-- Begin Entries --

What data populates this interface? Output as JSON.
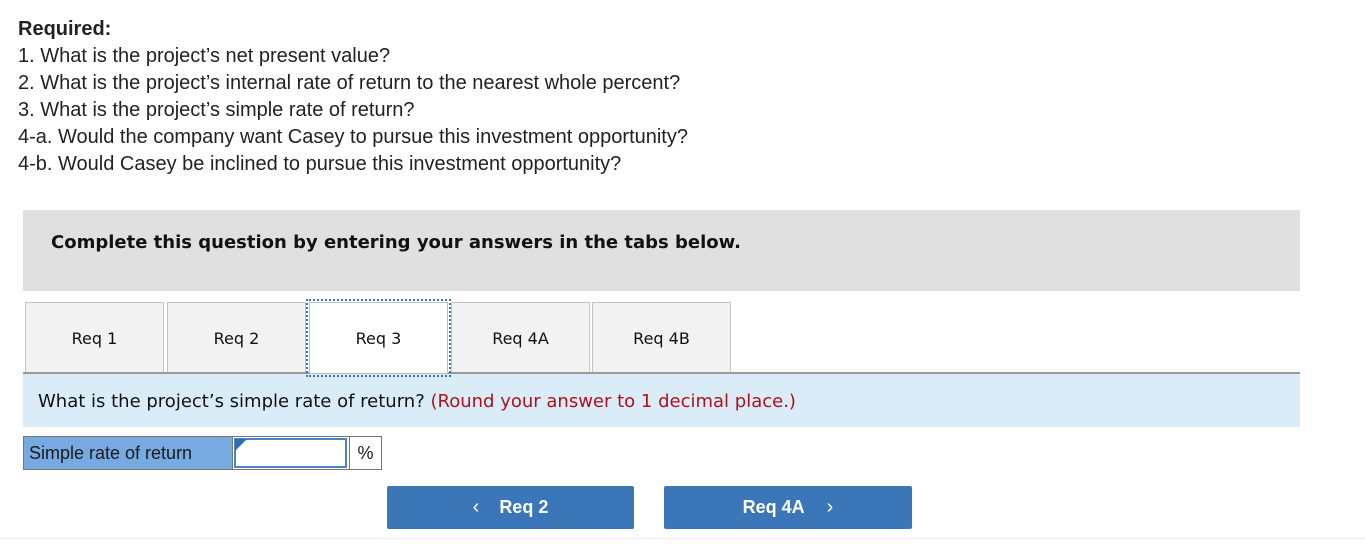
{
  "required": {
    "title": "Required:",
    "items": [
      "1. What is the project’s net present value?",
      "2. What is the project’s internal rate of return to the nearest whole percent?",
      "3. What is the project’s simple rate of return?",
      "4-a. Would the company want Casey to pursue this investment opportunity?",
      "4-b. Would Casey be inclined to pursue this investment opportunity?"
    ]
  },
  "instructions": "Complete this question by entering your answers in the tabs below.",
  "tabs": [
    {
      "label": "Req 1",
      "active": false
    },
    {
      "label": "Req 2",
      "active": false
    },
    {
      "label": "Req 3",
      "active": true
    },
    {
      "label": "Req 4A",
      "active": false
    },
    {
      "label": "Req 4B",
      "active": false
    }
  ],
  "question": {
    "text": "What is the project’s simple rate of return?",
    "hint": "(Round your answer to 1 decimal place.)"
  },
  "answer": {
    "label": "Simple rate of return",
    "value": "",
    "unit": "%"
  },
  "navigation": {
    "prev_label": "Req 2",
    "prev_icon": "‹",
    "next_label": "Req 4A",
    "next_icon": "›"
  },
  "colors": {
    "accent_blue": "#3a76b8",
    "hint_red": "#b0101a",
    "question_bg": "#dbecf9",
    "label_bg": "#76aae0",
    "instructions_bg": "#e0e0e0"
  }
}
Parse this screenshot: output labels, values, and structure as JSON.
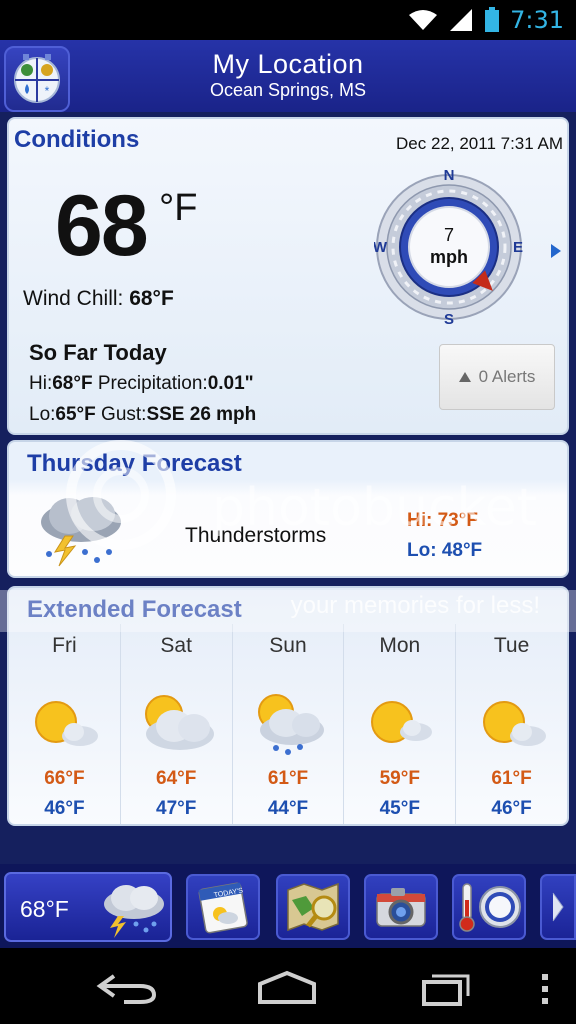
{
  "status_bar": {
    "time": "7:31"
  },
  "header": {
    "title": "My Location",
    "subtitle": "Ocean Springs, MS"
  },
  "conditions": {
    "title": "Conditions",
    "date": "Dec 22, 2011 7:31 AM",
    "temperature": "68",
    "unit": "°F",
    "wind_chill_label": "Wind Chill:",
    "wind_chill_value": "68°F",
    "wind": {
      "speed": "7",
      "unit": "mph",
      "n": "N",
      "e": "E",
      "s": "S",
      "w": "W",
      "direction_deg": 135
    },
    "so_far": {
      "title": "So Far Today",
      "hi_label": "Hi:",
      "hi_value": "68°F",
      "precip_label": "Precipitation:",
      "precip_value": "0.01\"",
      "lo_label": "Lo:",
      "lo_value": "65°F",
      "gust_label": "Gust:",
      "gust_value": "SSE 26 mph"
    },
    "alerts_label": "0 Alerts"
  },
  "thursday": {
    "title": "Thursday Forecast",
    "condition": "Thunderstorms",
    "icon": "thunderstorm-cloud-icon",
    "hi": "Hi: 73°F",
    "lo": "Lo: 48°F"
  },
  "extended": {
    "title": "Extended Forecast",
    "days": [
      {
        "day": "Fri",
        "icon": "sun-cloud-icon",
        "hi": "66°F",
        "lo": "46°F"
      },
      {
        "day": "Sat",
        "icon": "cloudy-sun-icon",
        "hi": "64°F",
        "lo": "47°F"
      },
      {
        "day": "Sun",
        "icon": "rain-cloud-sun-icon",
        "hi": "61°F",
        "lo": "44°F"
      },
      {
        "day": "Mon",
        "icon": "sun-cloud-icon",
        "hi": "59°F",
        "lo": "45°F"
      },
      {
        "day": "Tue",
        "icon": "sun-cloud-icon",
        "hi": "61°F",
        "lo": "46°F"
      }
    ]
  },
  "watermark": {
    "brand": "photobucket",
    "tagline": "your memories for less!"
  },
  "toolbar": {
    "current_temp": "68°F",
    "today_label": "TODAY'S",
    "buttons": [
      "calendar-icon",
      "map-icon",
      "camera-icon",
      "thermometer-icon",
      "compass-icon",
      "chevron-right-icon"
    ]
  },
  "colors": {
    "hi": "#d35a16",
    "lo": "#1d4fb0",
    "title": "#1e3ea6",
    "header": "#2633a8"
  }
}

-- End Entries --

> **Goal of the exercise**
Copy the listing in full and without alteration, omitting every picture.

> **The reply**
What data populates this interface? Output as JSON.
{
  "required": {
    "title": "Required:",
    "items": [
      "1. What is the project’s net present value?",
      "2. What is the project’s internal rate of return to the nearest whole percent?",
      "3. What is the project’s simple rate of return?",
      "4-a. Would the company want Casey to pursue this investment opportunity?",
      "4-b. Would Casey be inclined to pursue this investment opportunity?"
    ]
  },
  "instructions": "Complete this question by entering your answers in the tabs below.",
  "tabs": [
    {
      "label": "Req 1",
      "active": false
    },
    {
      "label": "Req 2",
      "active": false
    },
    {
      "label": "Req 3",
      "active": true
    },
    {
      "label": "Req 4A",
      "active": false
    },
    {
      "label": "Req 4B",
      "active": false
    }
  ],
  "question": {
    "text": "What is the project’s simple rate of return?",
    "hint": "(Round your answer to 1 decimal place.)"
  },
  "answer": {
    "label": "Simple rate of return",
    "value": "",
    "unit": "%"
  },
  "navigation": {
    "prev_label": "Req 2",
    "prev_icon": "‹",
    "next_label": "Req 4A",
    "next_icon": "›"
  },
  "colors": {
    "accent_blue": "#3a76b8",
    "hint_red": "#b0101a",
    "question_bg": "#dbecf9",
    "label_bg": "#76aae0",
    "instructions_bg": "#e0e0e0"
  }
}
Parse this screenshot: output labels, values, and structure as JSON.
{
  "status_bar": {
    "time": "7:31"
  },
  "header": {
    "title": "My Location",
    "subtitle": "Ocean Springs, MS"
  },
  "conditions": {
    "title": "Conditions",
    "date": "Dec 22, 2011 7:31 AM",
    "temperature": "68",
    "unit": "°F",
    "wind_chill_label": "Wind Chill:",
    "wind_chill_value": "68°F",
    "wind": {
      "speed": "7",
      "unit": "mph",
      "n": "N",
      "e": "E",
      "s": "S",
      "w": "W",
      "direction_deg": 135
    },
    "so_far": {
      "title": "So Far Today",
      "hi_label": "Hi:",
      "hi_value": "68°F",
      "precip_label": "Precipitation:",
      "precip_value": "0.01\"",
      "lo_label": "Lo:",
      "lo_value": "65°F",
      "gust_label": "Gust:",
      "gust_value": "SSE 26 mph"
    },
    "alerts_label": "0 Alerts"
  },
  "thursday": {
    "title": "Thursday Forecast",
    "condition": "Thunderstorms",
    "icon": "thunderstorm-cloud-icon",
    "hi": "Hi: 73°F",
    "lo": "Lo: 48°F"
  },
  "extended": {
    "title": "Extended Forecast",
    "days": [
      {
        "day": "Fri",
        "icon": "sun-cloud-icon",
        "hi": "66°F",
        "lo": "46°F"
      },
      {
        "day": "Sat",
        "icon": "cloudy-sun-icon",
        "hi": "64°F",
        "lo": "47°F"
      },
      {
        "day": "Sun",
        "icon": "rain-cloud-sun-icon",
        "hi": "61°F",
        "lo": "44°F"
      },
      {
        "day": "Mon",
        "icon": "sun-cloud-icon",
        "hi": "59°F",
        "lo": "45°F"
      },
      {
        "day": "Tue",
        "icon": "sun-cloud-icon",
        "hi": "61°F",
        "lo": "46°F"
      }
    ]
  },
  "watermark": {
    "brand": "photobucket",
    "tagline": "your memories for less!"
  },
  "toolbar": {
    "current_temp": "68°F",
    "today_label": "TODAY'S",
    "buttons": [
      "calendar-icon",
      "map-icon",
      "camera-icon",
      "thermometer-icon",
      "compass-icon",
      "chevron-right-icon"
    ]
  },
  "colors": {
    "hi": "#d35a16",
    "lo": "#1d4fb0",
    "title": "#1e3ea6",
    "header": "#2633a8"
  }
}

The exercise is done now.